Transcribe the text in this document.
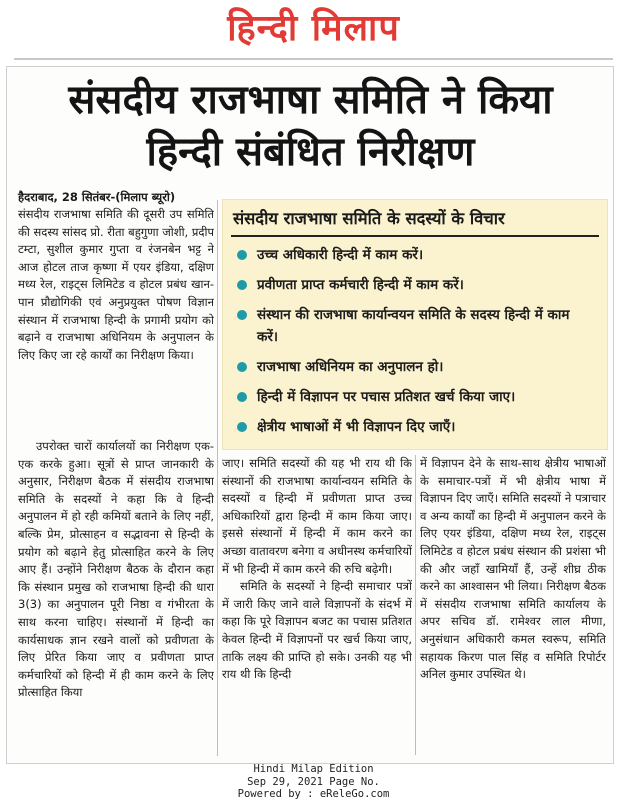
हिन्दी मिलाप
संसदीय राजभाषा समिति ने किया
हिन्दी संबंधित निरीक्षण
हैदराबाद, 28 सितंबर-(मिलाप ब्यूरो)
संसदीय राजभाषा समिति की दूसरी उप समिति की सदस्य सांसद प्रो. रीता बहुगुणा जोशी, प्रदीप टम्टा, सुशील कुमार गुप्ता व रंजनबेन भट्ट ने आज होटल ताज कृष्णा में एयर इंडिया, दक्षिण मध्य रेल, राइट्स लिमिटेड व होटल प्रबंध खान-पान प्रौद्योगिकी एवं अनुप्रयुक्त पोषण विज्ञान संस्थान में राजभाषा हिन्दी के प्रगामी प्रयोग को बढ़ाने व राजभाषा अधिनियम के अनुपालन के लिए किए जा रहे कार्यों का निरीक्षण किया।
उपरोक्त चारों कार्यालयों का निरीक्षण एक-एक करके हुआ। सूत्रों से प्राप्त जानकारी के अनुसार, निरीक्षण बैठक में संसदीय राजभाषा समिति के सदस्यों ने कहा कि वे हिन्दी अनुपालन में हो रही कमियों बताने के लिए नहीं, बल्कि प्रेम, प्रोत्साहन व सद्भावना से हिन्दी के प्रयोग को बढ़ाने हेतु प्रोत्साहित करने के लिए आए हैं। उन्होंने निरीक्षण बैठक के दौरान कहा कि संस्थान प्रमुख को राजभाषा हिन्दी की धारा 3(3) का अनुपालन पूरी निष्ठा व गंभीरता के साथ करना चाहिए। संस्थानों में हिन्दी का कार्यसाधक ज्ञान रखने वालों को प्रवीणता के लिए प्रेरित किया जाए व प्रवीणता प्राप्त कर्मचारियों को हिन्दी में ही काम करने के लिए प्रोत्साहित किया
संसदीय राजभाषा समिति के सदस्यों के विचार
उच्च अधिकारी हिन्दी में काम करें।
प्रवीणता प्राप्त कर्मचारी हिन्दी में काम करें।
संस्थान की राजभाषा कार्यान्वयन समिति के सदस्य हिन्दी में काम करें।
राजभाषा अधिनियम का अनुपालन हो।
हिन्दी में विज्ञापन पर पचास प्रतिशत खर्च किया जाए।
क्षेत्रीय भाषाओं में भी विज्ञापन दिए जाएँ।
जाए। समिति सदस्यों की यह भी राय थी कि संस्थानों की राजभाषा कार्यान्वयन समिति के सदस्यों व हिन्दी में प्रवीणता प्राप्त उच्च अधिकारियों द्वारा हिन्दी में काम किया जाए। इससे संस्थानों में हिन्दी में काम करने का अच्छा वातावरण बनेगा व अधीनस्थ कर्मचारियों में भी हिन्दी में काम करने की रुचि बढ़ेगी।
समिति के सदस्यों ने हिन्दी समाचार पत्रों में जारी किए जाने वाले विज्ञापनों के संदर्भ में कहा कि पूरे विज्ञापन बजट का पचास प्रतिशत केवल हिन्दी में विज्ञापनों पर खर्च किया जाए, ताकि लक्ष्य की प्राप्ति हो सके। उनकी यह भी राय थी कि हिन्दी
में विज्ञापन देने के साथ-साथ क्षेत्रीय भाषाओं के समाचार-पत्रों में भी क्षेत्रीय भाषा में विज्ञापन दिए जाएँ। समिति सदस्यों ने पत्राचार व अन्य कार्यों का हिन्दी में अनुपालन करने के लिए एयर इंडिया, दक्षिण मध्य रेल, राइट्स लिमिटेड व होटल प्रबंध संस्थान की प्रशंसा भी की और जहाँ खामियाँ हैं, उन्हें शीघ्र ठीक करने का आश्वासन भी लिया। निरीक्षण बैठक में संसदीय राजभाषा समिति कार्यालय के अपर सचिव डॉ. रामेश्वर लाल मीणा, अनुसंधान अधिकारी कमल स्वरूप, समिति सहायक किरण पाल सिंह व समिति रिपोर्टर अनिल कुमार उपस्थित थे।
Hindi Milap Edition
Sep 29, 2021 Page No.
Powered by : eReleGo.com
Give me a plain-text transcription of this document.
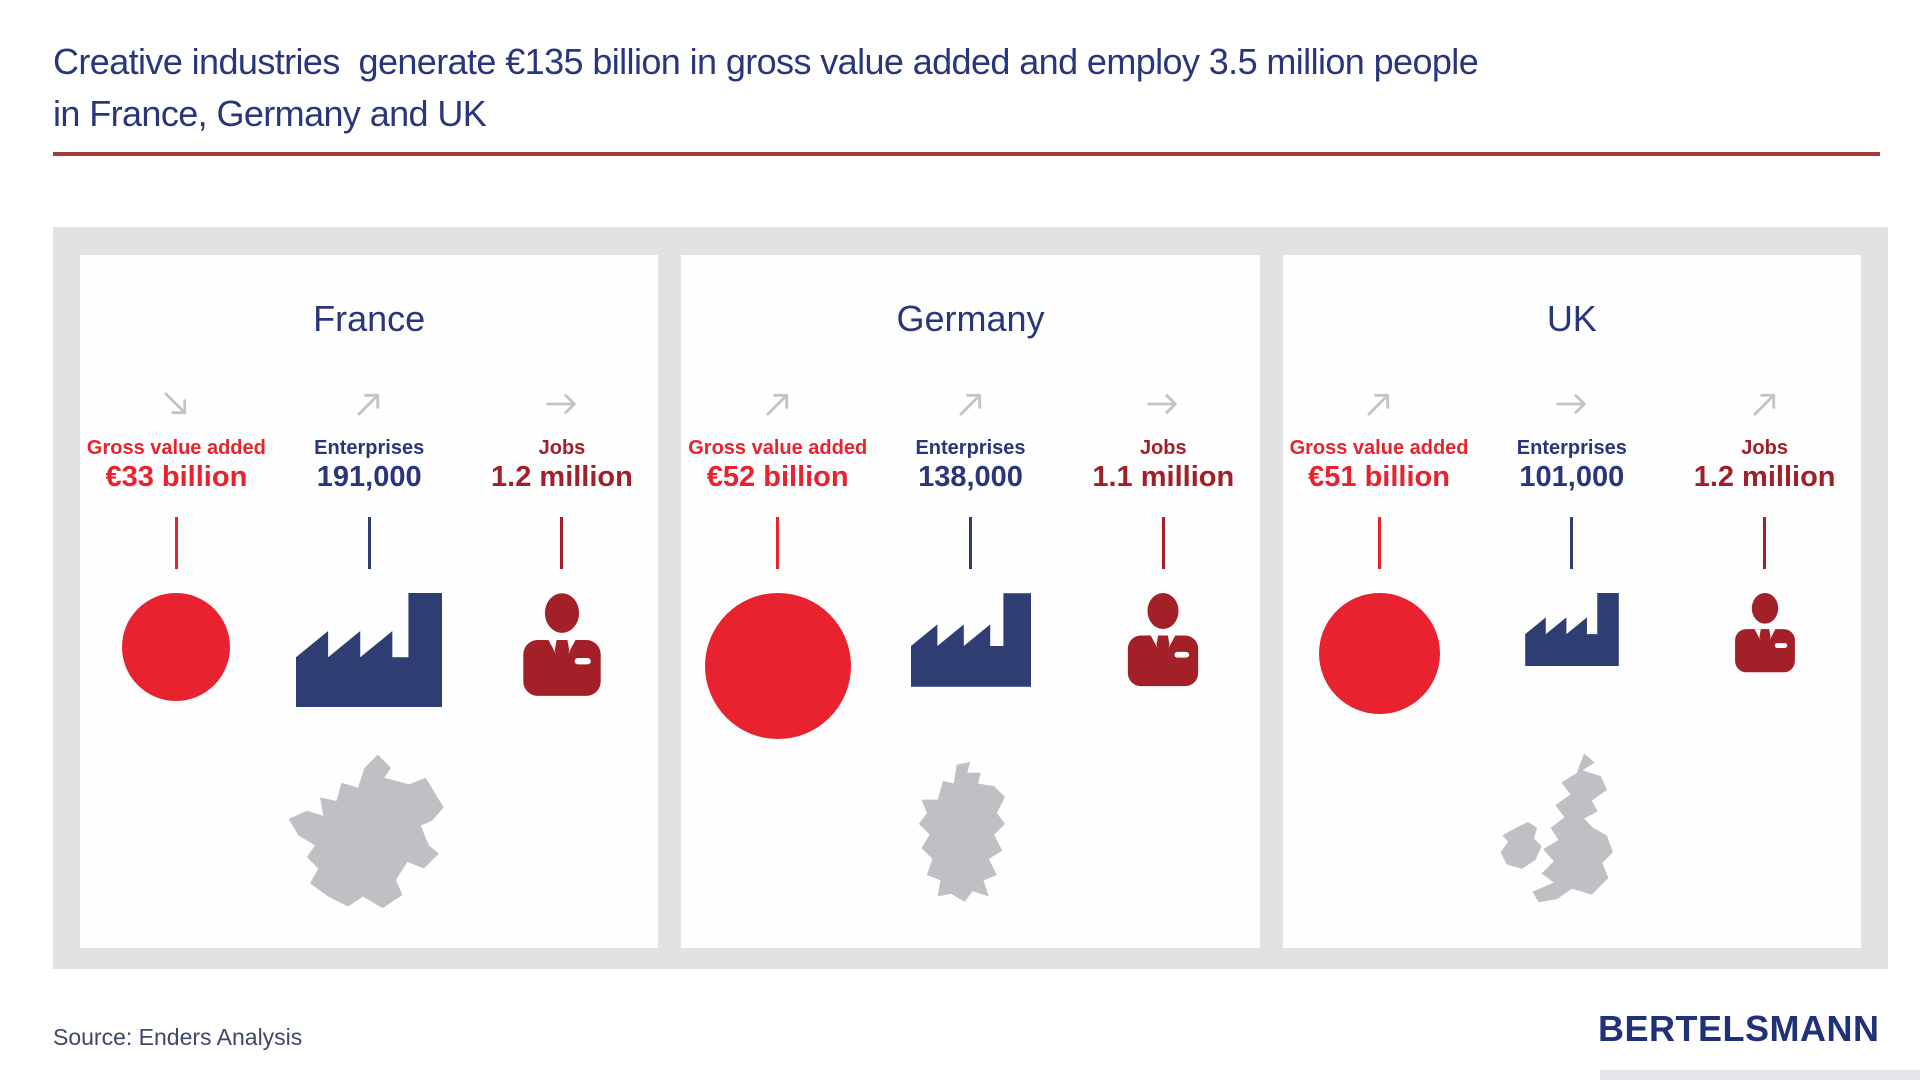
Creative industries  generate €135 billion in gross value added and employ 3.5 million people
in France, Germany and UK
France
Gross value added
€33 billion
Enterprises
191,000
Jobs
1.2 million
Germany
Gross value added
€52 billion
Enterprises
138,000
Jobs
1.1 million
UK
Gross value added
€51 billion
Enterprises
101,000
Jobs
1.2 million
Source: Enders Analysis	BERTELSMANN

→ PROBLEM REQUIREMENTS
Quote the data above in full and without alteration; skip the pictures.

→ ANSWER TO THIS TASK
Transcribe the text in this document.
हिन्दी मिलाप
संसदीय राजभाषा समिति ने किया
हिन्दी संबंधित निरीक्षण
हैदराबाद, 28 सितंबर-(मिलाप ब्यूरो)
संसदीय राजभाषा समिति की दूसरी उप समिति की सदस्य सांसद प्रो. रीता बहुगुणा जोशी, प्रदीप टम्टा, सुशील कुमार गुप्ता व रंजनबेन भट्ट ने आज होटल ताज कृष्णा में एयर इंडिया, दक्षिण मध्य रेल, राइट्स लिमिटेड व होटल प्रबंध खान-पान प्रौद्योगिकी एवं अनुप्रयुक्त पोषण विज्ञान संस्थान में राजभाषा हिन्दी के प्रगामी प्रयोग को बढ़ाने व राजभाषा अधिनियम के अनुपालन के लिए किए जा रहे कार्यों का निरीक्षण किया।
उपरोक्त चारों कार्यालयों का निरीक्षण एक-एक करके हुआ। सूत्रों से प्राप्त जानकारी के अनुसार, निरीक्षण बैठक में संसदीय राजभाषा समिति के सदस्यों ने कहा कि वे हिन्दी अनुपालन में हो रही कमियों बताने के लिए नहीं, बल्कि प्रेम, प्रोत्साहन व सद्भावना से हिन्दी के प्रयोग को बढ़ाने हेतु प्रोत्साहित करने के लिए आए हैं। उन्होंने निरीक्षण बैठक के दौरान कहा कि संस्थान प्रमुख को राजभाषा हिन्दी की धारा 3(3) का अनुपालन पूरी निष्ठा व गंभीरता के साथ करना चाहिए। संस्थानों में हिन्दी का कार्यसाधक ज्ञान रखने वालों को प्रवीणता के लिए प्रेरित किया जाए व प्रवीणता प्राप्त कर्मचारियों को हिन्दी में ही काम करने के लिए प्रोत्साहित किया
संसदीय राजभाषा समिति के सदस्यों के विचार
उच्च अधिकारी हिन्दी में काम करें।
प्रवीणता प्राप्त कर्मचारी हिन्दी में काम करें।
संस्थान की राजभाषा कार्यान्वयन समिति के सदस्य हिन्दी में काम करें।
राजभाषा अधिनियम का अनुपालन हो।
हिन्दी में विज्ञापन पर पचास प्रतिशत खर्च किया जाए।
क्षेत्रीय भाषाओं में भी विज्ञापन दिए जाएँ।
जाए। समिति सदस्यों की यह भी राय थी कि संस्थानों की राजभाषा कार्यान्वयन समिति के सदस्यों व हिन्दी में प्रवीणता प्राप्त उच्च अधिकारियों द्वारा हिन्दी में काम किया जाए। इससे संस्थानों में हिन्दी में काम करने का अच्छा वातावरण बनेगा व अधीनस्थ कर्मचारियों में भी हिन्दी में काम करने की रुचि बढ़ेगी।
समिति के सदस्यों ने हिन्दी समाचार पत्रों में जारी किए जाने वाले विज्ञापनों के संदर्भ में कहा कि पूरे विज्ञापन बजट का पचास प्रतिशत केवल हिन्दी में विज्ञापनों पर खर्च किया जाए, ताकि लक्ष्य की प्राप्ति हो सके। उनकी यह भी राय थी कि हिन्दी
में विज्ञापन देने के साथ-साथ क्षेत्रीय भाषाओं के समाचार-पत्रों में भी क्षेत्रीय भाषा में विज्ञापन दिए जाएँ। समिति सदस्यों ने पत्राचार व अन्य कार्यों का हिन्दी में अनुपालन करने के लिए एयर इंडिया, दक्षिण मध्य रेल, राइट्स लिमिटेड व होटल प्रबंध संस्थान की प्रशंसा भी की और जहाँ खामियाँ हैं, उन्हें शीघ्र ठीक करने का आश्वासन भी लिया। निरीक्षण बैठक में संसदीय राजभाषा समिति कार्यालय के अपर सचिव डॉ. रामेश्वर लाल मीणा, अनुसंधान अधिकारी कमल स्वरूप, समिति सहायक किरण पाल सिंह व समिति रिपोर्टर अनिल कुमार उपस्थित थे।
Hindi Milap Edition
Sep 29, 2021 Page No.
Powered by : eReleGo.com
Give me a plain-text transcription of this document.
Creative industries  generate €135 billion in gross value added and employ 3.5 million people
in France, Germany and UK
France
Gross value added
€33 billion
Enterprises
191,000
Jobs
1.2 million
Germany
Gross value added
€52 billion
Enterprises
138,000
Jobs
1.1 million
UK
Gross value added
€51 billion
Enterprises
101,000
Jobs
1.2 million
Source: Enders Analysis	BERTELSMANN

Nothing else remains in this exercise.